→ SHORT EXERCISE
Return the full material exactly.

===============

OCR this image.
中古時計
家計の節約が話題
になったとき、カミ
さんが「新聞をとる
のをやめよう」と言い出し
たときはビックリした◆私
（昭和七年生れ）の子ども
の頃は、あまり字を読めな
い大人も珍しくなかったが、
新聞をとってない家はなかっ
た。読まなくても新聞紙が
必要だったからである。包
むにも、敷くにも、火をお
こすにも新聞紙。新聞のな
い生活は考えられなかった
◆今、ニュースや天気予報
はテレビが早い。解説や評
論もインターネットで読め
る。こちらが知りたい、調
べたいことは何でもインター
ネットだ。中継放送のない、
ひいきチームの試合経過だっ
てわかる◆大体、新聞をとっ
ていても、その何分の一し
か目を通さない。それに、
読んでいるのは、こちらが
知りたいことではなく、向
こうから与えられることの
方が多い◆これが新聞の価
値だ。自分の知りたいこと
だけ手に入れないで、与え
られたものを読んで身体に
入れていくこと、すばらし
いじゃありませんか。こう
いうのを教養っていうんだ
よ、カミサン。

===============

→ REPLY
OCR this image.
中古時計
家計の節約が話題
になったとき、カミ
さんが「新聞をとる
のをやめよう」と言い出し
たときはビックリした◆私
（昭和七年生れ）の子ども
の頃は、あまり字を読めな
い大人も珍しくなかったが、
新聞をとってない家はなかっ
た。読まなくても新聞紙が
必要だったからである。包
むにも、敷くにも、火をお
こすにも新聞紙。新聞のな
い生活は考えられなかった
◆今、ニュースや天気予報
はテレビが早い。解説や評
論もインターネットで読め
る。こちらが知りたい、調
べたいことは何でもインター
ネットだ。中継放送のない、
ひいきチームの試合経過だっ
てわかる◆大体、新聞をとっ
ていても、その何分の一し
か目を通さない。それに、
読んでいるのは、こちらが
知りたいことではなく、向
こうから与えられることの
方が多い◆これが新聞の価
値だ。自分の知りたいこと
だけ手に入れないで、与え
られたものを読んで身体に
入れていくこと、すばらし
いじゃありませんか。こう
いうのを教養っていうんだ
よ、カミサン。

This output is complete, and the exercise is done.